Start GIVEN ENTRIES

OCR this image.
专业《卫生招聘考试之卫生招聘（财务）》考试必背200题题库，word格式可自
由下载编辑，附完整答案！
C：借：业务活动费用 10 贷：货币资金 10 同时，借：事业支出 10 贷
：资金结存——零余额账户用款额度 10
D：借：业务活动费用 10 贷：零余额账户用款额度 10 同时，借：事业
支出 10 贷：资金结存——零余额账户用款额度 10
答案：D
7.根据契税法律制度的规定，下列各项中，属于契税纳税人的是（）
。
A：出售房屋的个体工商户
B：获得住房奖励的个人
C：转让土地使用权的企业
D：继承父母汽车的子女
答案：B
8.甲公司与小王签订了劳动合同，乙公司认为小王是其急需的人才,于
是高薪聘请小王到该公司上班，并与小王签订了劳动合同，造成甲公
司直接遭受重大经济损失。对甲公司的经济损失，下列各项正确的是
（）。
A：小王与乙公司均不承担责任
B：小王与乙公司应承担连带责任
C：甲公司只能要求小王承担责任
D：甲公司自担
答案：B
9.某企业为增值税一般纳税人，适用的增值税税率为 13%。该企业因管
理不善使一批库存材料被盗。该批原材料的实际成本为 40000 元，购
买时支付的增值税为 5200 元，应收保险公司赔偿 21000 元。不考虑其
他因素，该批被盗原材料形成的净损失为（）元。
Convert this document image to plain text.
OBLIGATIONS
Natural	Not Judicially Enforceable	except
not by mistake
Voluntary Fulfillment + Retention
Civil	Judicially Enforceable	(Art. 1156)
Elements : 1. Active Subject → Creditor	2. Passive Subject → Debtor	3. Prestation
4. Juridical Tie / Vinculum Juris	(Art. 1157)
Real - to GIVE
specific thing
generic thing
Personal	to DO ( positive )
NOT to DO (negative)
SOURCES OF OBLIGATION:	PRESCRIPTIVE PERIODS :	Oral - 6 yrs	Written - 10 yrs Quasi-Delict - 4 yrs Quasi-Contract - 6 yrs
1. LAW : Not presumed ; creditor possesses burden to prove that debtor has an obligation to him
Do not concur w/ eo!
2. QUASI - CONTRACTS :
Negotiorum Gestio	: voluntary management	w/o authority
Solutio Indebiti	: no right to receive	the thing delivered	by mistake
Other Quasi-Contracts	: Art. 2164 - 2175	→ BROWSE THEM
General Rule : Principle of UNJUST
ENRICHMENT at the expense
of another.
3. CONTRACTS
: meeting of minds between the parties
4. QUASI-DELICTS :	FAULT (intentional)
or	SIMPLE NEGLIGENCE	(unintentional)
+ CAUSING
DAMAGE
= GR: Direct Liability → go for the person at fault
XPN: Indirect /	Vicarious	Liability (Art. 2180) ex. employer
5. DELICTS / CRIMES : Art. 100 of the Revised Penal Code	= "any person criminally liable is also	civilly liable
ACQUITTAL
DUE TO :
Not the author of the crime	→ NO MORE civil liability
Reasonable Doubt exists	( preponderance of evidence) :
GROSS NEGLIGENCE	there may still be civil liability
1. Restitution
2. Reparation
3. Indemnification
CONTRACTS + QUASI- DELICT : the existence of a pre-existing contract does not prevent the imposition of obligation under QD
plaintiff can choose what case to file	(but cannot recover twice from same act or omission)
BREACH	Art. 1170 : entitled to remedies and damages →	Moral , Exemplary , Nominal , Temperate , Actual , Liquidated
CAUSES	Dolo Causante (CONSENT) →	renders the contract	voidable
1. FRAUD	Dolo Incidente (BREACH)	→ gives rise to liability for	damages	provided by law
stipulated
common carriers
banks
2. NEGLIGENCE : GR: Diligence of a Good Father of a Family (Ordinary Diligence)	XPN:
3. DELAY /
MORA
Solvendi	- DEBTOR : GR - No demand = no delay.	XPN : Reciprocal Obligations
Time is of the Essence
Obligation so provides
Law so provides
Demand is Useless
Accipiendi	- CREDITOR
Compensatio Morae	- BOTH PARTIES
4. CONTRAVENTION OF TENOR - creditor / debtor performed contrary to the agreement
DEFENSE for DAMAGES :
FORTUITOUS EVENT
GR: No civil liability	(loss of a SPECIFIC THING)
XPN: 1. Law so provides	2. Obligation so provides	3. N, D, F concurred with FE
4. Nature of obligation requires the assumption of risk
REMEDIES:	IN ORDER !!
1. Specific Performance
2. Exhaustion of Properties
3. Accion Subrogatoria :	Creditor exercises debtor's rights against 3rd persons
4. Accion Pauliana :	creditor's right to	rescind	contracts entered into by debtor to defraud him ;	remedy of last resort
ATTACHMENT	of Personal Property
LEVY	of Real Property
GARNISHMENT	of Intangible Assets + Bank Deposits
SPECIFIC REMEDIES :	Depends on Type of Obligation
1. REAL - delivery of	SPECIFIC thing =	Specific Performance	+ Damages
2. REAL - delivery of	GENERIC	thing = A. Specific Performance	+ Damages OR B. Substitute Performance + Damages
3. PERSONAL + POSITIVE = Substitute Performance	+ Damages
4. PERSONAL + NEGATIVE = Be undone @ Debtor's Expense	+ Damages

End GIVEN ENTRIES

* [TO DO]: Retype all of the data shown above, word for word.

* [ANSWER TO THIS EXERCISE]:
OCR this image.
专业《卫生招聘考试之卫生招聘（财务）》考试必背200题题库，word格式可自
由下载编辑，附完整答案！
C：借：业务活动费用 10 贷：货币资金 10 同时，借：事业支出 10 贷
：资金结存——零余额账户用款额度 10
D：借：业务活动费用 10 贷：零余额账户用款额度 10 同时，借：事业
支出 10 贷：资金结存——零余额账户用款额度 10
答案：D
7.根据契税法律制度的规定，下列各项中，属于契税纳税人的是（）
。
A：出售房屋的个体工商户
B：获得住房奖励的个人
C：转让土地使用权的企业
D：继承父母汽车的子女
答案：B
8.甲公司与小王签订了劳动合同，乙公司认为小王是其急需的人才,于
是高薪聘请小王到该公司上班，并与小王签订了劳动合同，造成甲公
司直接遭受重大经济损失。对甲公司的经济损失，下列各项正确的是
（）。
A：小王与乙公司均不承担责任
B：小王与乙公司应承担连带责任
C：甲公司只能要求小王承担责任
D：甲公司自担
答案：B
9.某企业为增值税一般纳税人，适用的增值税税率为 13%。该企业因管
理不善使一批库存材料被盗。该批原材料的实际成本为 40000 元，购
买时支付的增值税为 5200 元，应收保险公司赔偿 21000 元。不考虑其
他因素，该批被盗原材料形成的净损失为（）元。
Convert this document image to plain text.
OBLIGATIONS
Natural	Not Judicially Enforceable	except
not by mistake
Voluntary Fulfillment + Retention
Civil	Judicially Enforceable	(Art. 1156)
Elements : 1. Active Subject → Creditor	2. Passive Subject → Debtor	3. Prestation
4. Juridical Tie / Vinculum Juris	(Art. 1157)
Real - to GIVE
specific thing
generic thing
Personal	to DO ( positive )
NOT to DO (negative)
SOURCES OF OBLIGATION:	PRESCRIPTIVE PERIODS :	Oral - 6 yrs	Written - 10 yrs Quasi-Delict - 4 yrs Quasi-Contract - 6 yrs
1. LAW : Not presumed ; creditor possesses burden to prove that debtor has an obligation to him
Do not concur w/ eo!
2. QUASI - CONTRACTS :
Negotiorum Gestio	: voluntary management	w/o authority
Solutio Indebiti	: no right to receive	the thing delivered	by mistake
Other Quasi-Contracts	: Art. 2164 - 2175	→ BROWSE THEM
General Rule : Principle of UNJUST
ENRICHMENT at the expense
of another.
3. CONTRACTS
: meeting of minds between the parties
4. QUASI-DELICTS :	FAULT (intentional)
or	SIMPLE NEGLIGENCE	(unintentional)
+ CAUSING
DAMAGE
= GR: Direct Liability → go for the person at fault
XPN: Indirect /	Vicarious	Liability (Art. 2180) ex. employer
5. DELICTS / CRIMES : Art. 100 of the Revised Penal Code	= "any person criminally liable is also	civilly liable
ACQUITTAL
DUE TO :
Not the author of the crime	→ NO MORE civil liability
Reasonable Doubt exists	( preponderance of evidence) :
GROSS NEGLIGENCE	there may still be civil liability
1. Restitution
2. Reparation
3. Indemnification
CONTRACTS + QUASI- DELICT : the existence of a pre-existing contract does not prevent the imposition of obligation under QD
plaintiff can choose what case to file	(but cannot recover twice from same act or omission)
BREACH	Art. 1170 : entitled to remedies and damages →	Moral , Exemplary , Nominal , Temperate , Actual , Liquidated
CAUSES	Dolo Causante (CONSENT) →	renders the contract	voidable
1. FRAUD	Dolo Incidente (BREACH)	→ gives rise to liability for	damages	provided by law
stipulated
common carriers
banks
2. NEGLIGENCE : GR: Diligence of a Good Father of a Family (Ordinary Diligence)	XPN:
3. DELAY /
MORA
Solvendi	- DEBTOR : GR - No demand = no delay.	XPN : Reciprocal Obligations
Time is of the Essence
Obligation so provides
Law so provides
Demand is Useless
Accipiendi	- CREDITOR
Compensatio Morae	- BOTH PARTIES
4. CONTRAVENTION OF TENOR - creditor / debtor performed contrary to the agreement
DEFENSE for DAMAGES :
FORTUITOUS EVENT
GR: No civil liability	(loss of a SPECIFIC THING)
XPN: 1. Law so provides	2. Obligation so provides	3. N, D, F concurred with FE
4. Nature of obligation requires the assumption of risk
REMEDIES:	IN ORDER !!
1. Specific Performance
2. Exhaustion of Properties
3. Accion Subrogatoria :	Creditor exercises debtor's rights against 3rd persons
4. Accion Pauliana :	creditor's right to	rescind	contracts entered into by debtor to defraud him ;	remedy of last resort
ATTACHMENT	of Personal Property
LEVY	of Real Property
GARNISHMENT	of Intangible Assets + Bank Deposits
SPECIFIC REMEDIES :	Depends on Type of Obligation
1. REAL - delivery of	SPECIFIC thing =	Specific Performance	+ Damages
2. REAL - delivery of	GENERIC	thing = A. Specific Performance	+ Damages OR B. Substitute Performance + Damages
3. PERSONAL + POSITIVE = Substitute Performance	+ Damages
4. PERSONAL + NEGATIVE = Be undone @ Debtor's Expense	+ Damages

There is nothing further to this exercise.